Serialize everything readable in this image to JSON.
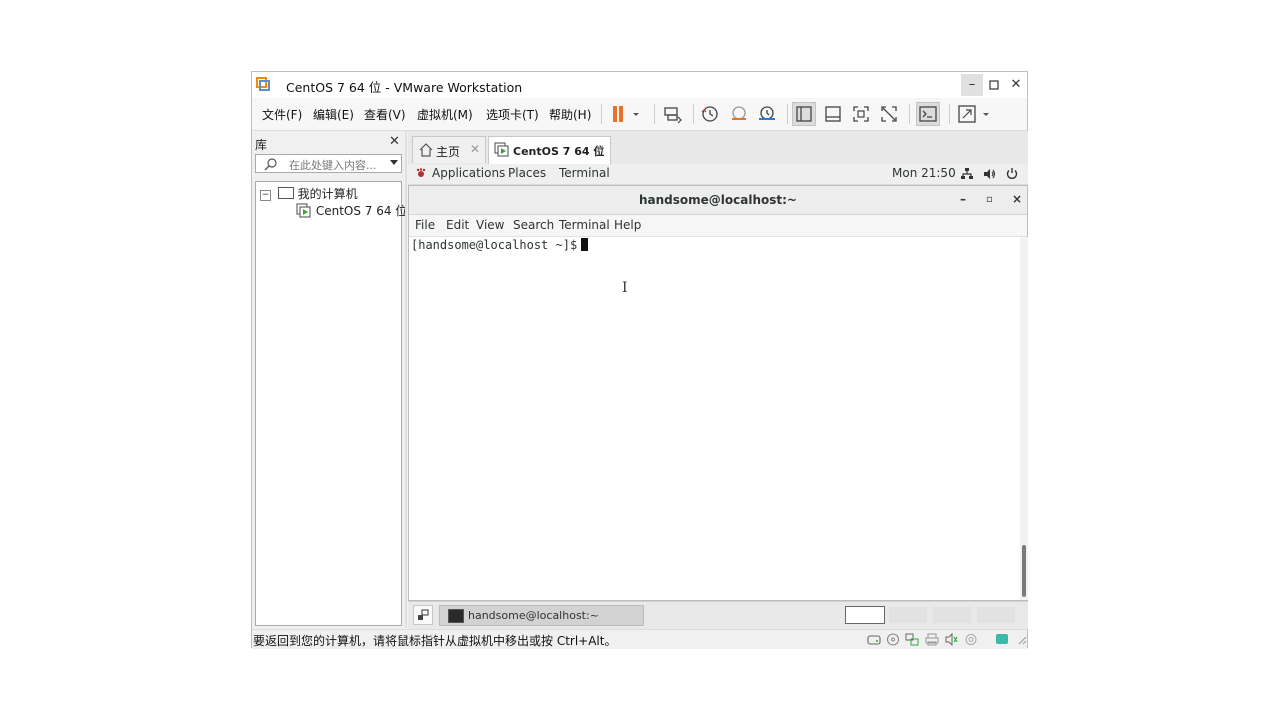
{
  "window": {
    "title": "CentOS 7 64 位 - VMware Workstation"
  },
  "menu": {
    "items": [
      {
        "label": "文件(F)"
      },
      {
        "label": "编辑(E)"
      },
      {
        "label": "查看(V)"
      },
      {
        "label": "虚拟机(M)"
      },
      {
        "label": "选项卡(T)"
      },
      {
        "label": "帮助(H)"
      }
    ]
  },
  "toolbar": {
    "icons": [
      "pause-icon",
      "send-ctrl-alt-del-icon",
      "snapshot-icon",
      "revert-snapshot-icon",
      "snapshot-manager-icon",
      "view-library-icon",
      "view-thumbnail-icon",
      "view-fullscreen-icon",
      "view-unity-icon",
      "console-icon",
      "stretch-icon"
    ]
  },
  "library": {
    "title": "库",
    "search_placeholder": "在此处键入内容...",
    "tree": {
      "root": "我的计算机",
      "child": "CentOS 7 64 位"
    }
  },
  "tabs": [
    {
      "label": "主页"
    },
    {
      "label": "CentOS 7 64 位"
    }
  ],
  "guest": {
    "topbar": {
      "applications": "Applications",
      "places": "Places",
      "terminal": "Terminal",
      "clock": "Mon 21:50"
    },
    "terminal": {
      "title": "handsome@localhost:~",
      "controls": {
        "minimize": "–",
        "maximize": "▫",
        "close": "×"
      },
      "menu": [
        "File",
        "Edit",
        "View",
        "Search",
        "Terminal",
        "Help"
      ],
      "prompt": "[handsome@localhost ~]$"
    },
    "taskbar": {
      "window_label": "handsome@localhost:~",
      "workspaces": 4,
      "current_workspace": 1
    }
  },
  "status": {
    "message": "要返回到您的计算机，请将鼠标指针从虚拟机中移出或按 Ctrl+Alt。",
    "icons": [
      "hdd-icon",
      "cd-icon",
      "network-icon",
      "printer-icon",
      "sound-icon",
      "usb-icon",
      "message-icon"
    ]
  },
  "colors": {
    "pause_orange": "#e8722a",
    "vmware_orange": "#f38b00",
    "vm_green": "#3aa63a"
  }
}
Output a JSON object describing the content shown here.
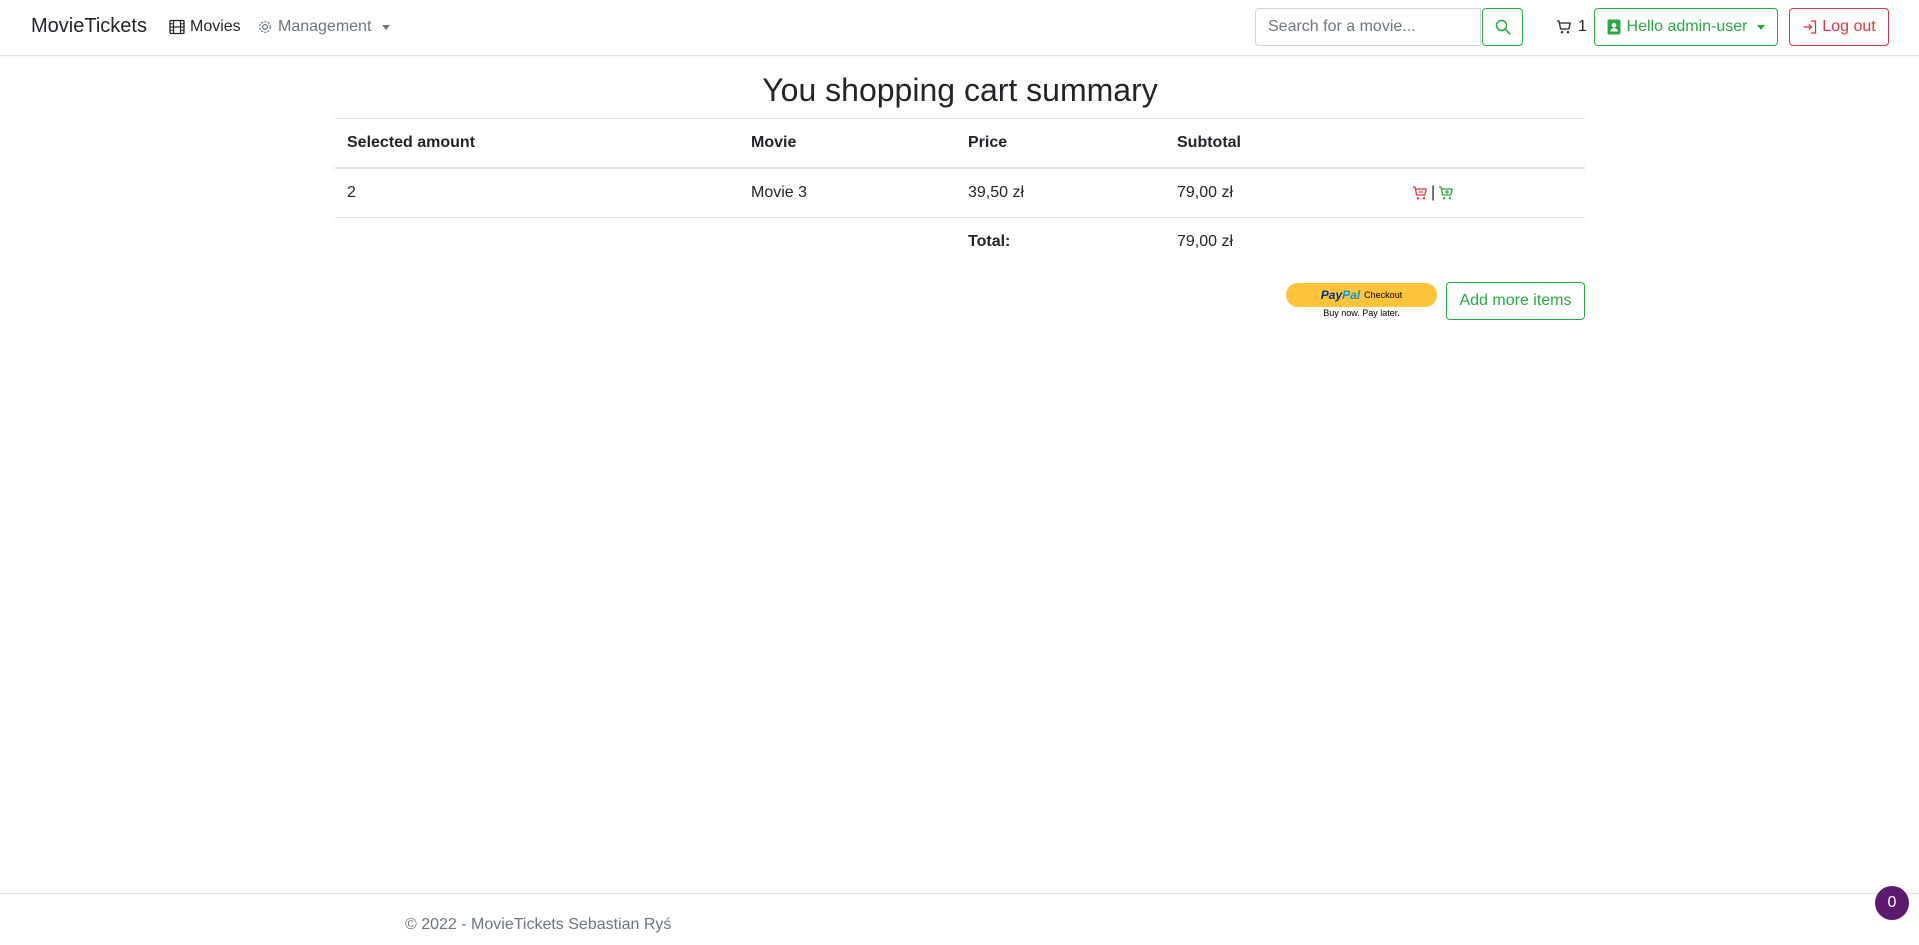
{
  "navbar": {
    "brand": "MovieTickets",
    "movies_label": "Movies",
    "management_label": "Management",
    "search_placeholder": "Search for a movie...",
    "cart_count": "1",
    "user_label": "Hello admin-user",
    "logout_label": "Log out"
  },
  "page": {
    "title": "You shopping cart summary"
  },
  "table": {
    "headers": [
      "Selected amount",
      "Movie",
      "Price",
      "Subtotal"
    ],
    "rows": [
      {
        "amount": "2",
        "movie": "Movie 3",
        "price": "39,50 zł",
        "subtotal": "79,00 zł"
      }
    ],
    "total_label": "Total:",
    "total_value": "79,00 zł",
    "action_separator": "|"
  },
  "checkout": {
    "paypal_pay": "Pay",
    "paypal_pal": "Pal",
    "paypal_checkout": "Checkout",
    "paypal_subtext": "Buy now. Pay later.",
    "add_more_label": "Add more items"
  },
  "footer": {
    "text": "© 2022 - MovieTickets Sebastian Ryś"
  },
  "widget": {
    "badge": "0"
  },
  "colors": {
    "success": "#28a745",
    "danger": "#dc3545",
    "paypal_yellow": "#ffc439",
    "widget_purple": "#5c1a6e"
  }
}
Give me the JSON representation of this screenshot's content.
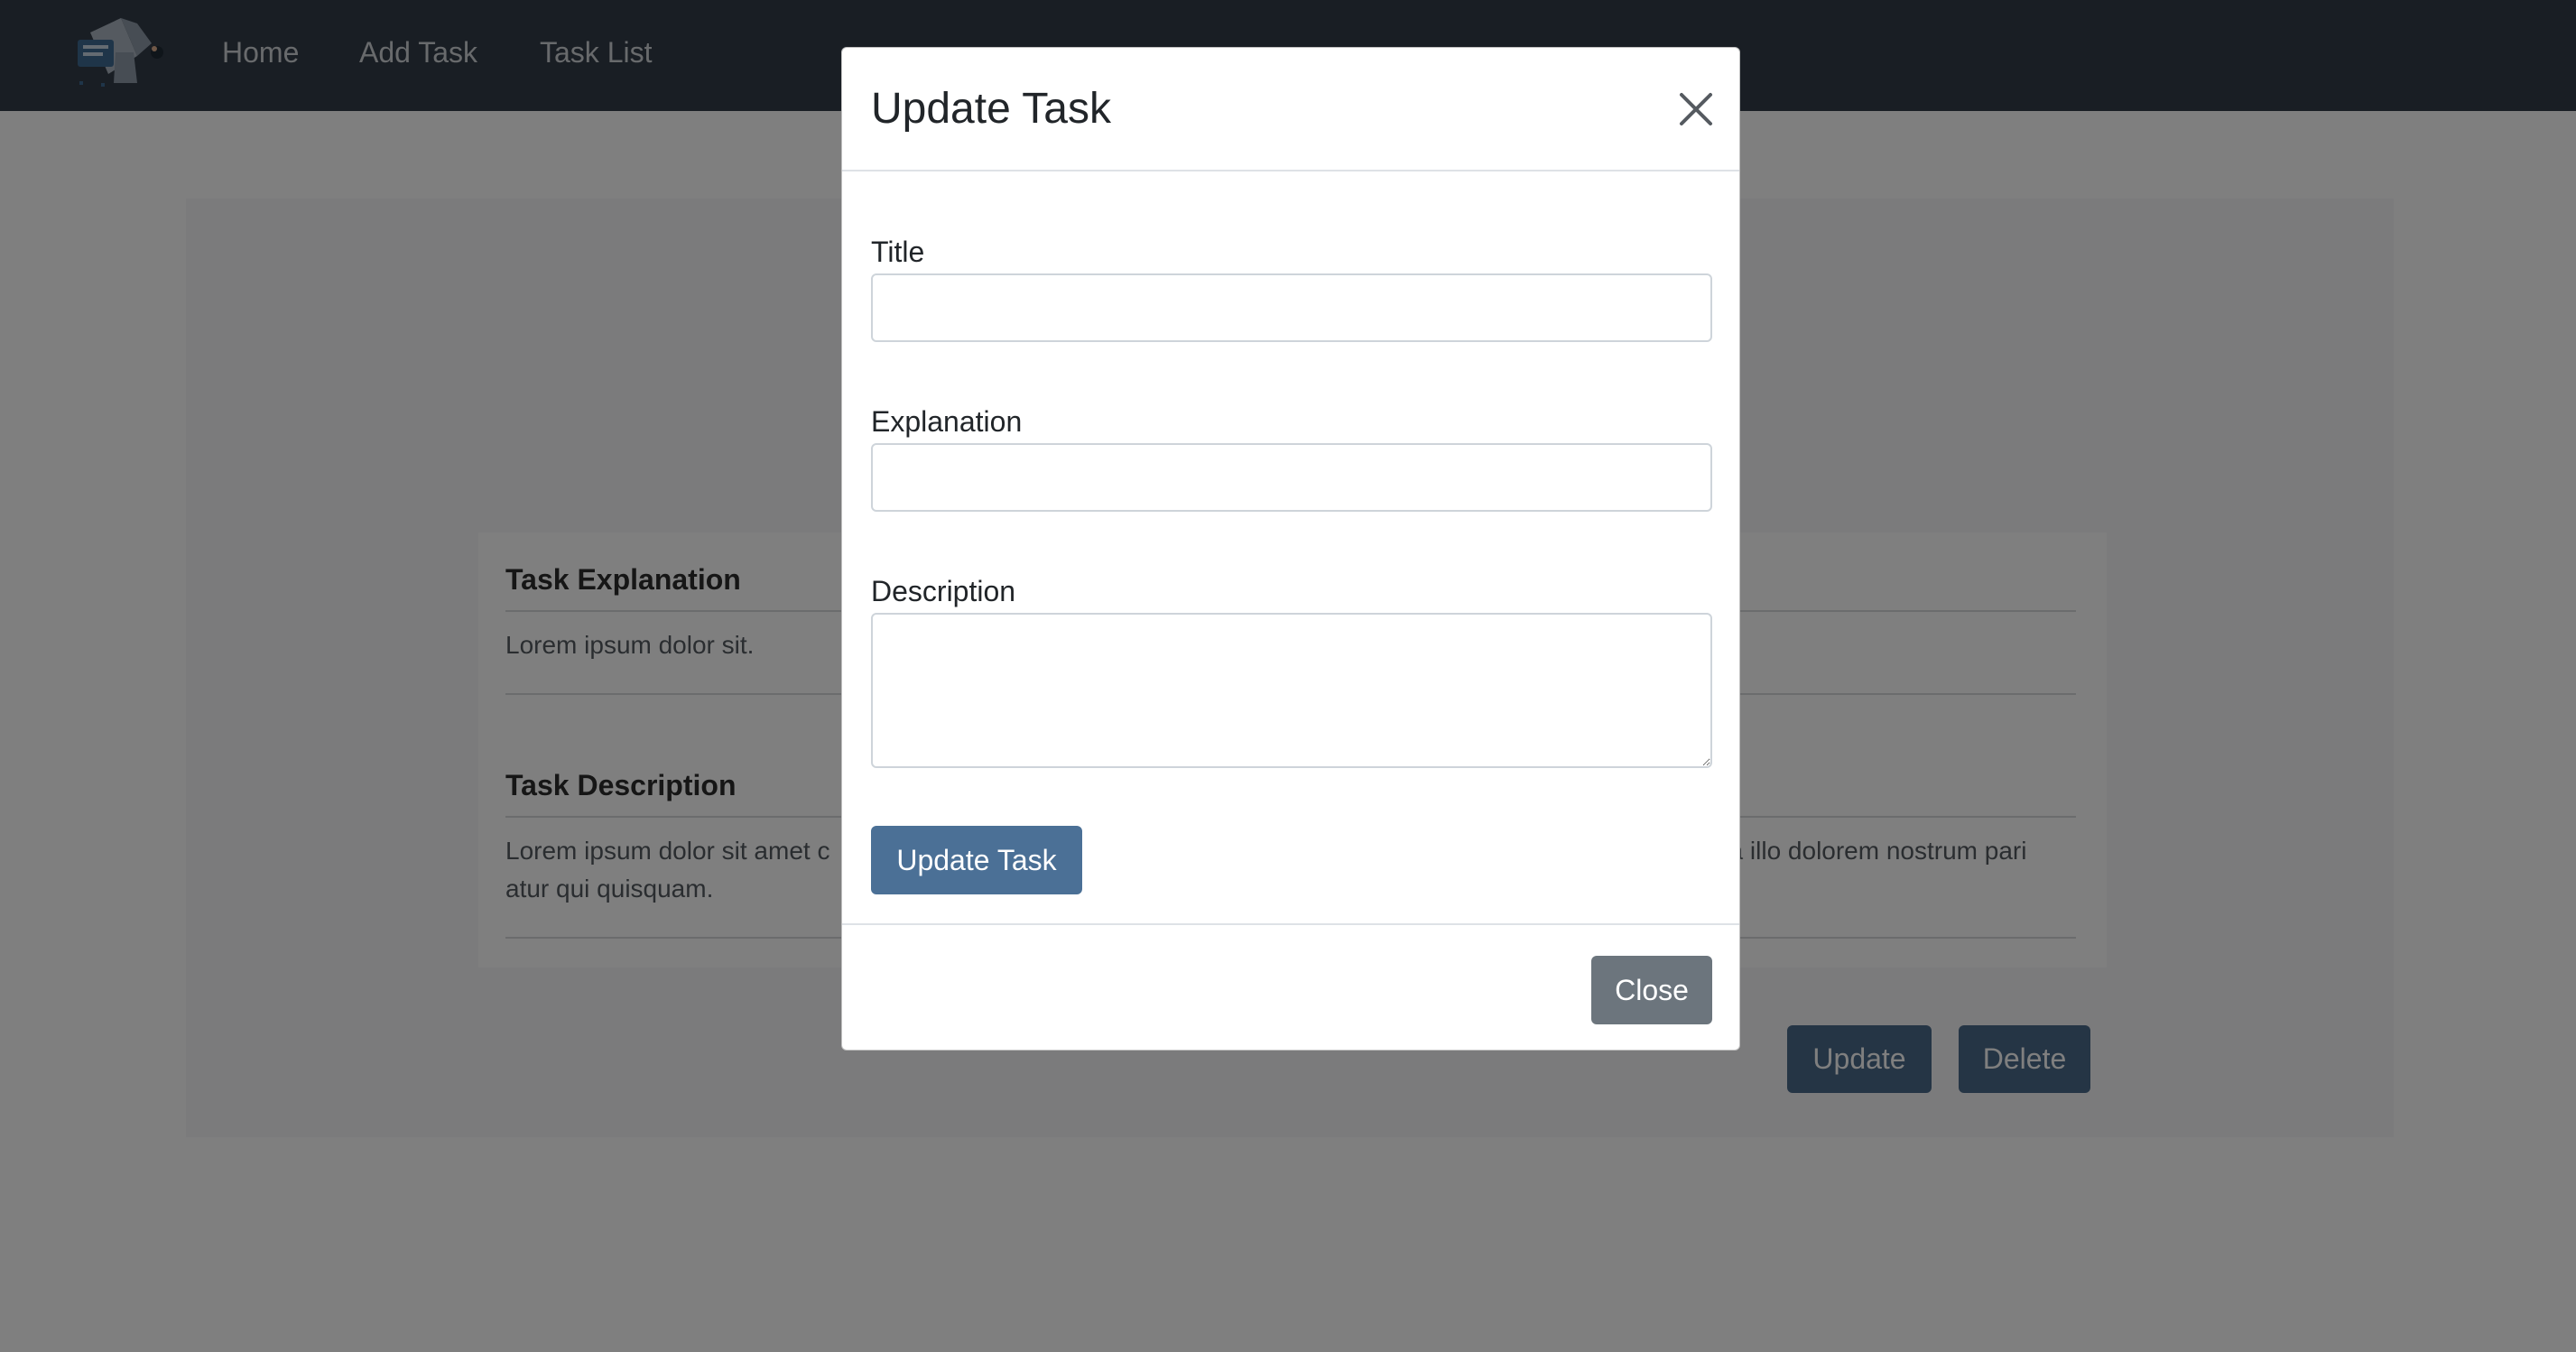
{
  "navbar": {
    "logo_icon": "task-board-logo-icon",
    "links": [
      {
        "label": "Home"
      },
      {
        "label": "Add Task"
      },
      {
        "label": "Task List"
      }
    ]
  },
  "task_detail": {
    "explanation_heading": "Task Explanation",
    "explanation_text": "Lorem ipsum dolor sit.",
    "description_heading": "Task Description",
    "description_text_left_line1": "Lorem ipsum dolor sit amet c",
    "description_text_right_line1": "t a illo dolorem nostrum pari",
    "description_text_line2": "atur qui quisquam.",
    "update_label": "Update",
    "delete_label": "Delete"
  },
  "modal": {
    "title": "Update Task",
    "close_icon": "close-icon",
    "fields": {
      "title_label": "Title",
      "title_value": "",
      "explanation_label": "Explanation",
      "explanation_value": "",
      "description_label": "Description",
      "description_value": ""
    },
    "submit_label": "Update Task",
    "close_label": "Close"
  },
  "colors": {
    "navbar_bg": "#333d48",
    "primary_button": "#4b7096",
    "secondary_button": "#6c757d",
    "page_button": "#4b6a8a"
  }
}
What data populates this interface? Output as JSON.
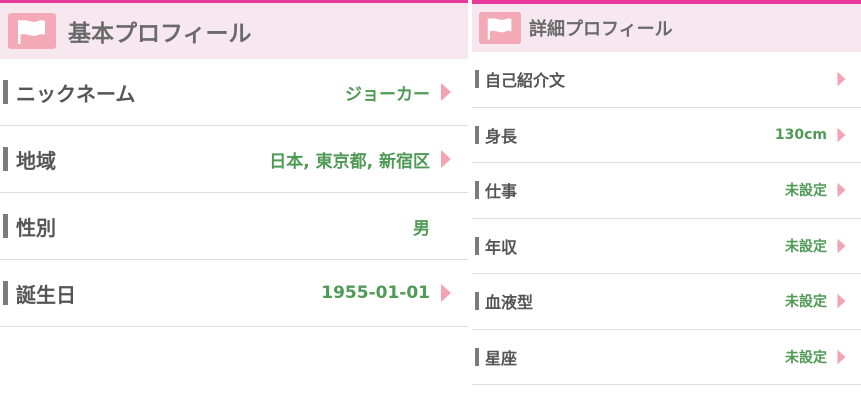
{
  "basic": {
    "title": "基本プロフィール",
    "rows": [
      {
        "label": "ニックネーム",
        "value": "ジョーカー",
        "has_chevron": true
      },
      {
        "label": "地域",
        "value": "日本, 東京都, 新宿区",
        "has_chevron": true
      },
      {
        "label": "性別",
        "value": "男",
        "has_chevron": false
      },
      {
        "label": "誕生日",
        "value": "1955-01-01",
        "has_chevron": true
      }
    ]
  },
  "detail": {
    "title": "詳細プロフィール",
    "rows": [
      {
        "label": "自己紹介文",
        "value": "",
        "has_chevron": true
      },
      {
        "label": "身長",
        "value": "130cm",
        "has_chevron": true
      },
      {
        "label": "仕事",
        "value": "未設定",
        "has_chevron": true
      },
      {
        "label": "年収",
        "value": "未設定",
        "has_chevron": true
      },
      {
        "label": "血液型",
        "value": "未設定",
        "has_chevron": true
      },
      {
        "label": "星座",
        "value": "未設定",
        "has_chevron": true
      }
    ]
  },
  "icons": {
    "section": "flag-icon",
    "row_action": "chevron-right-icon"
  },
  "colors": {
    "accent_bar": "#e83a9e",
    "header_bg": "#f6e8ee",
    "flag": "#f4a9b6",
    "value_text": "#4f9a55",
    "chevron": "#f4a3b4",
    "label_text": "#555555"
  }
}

-------

Answer with one number: how many lines in the listing hold "CentOS".

3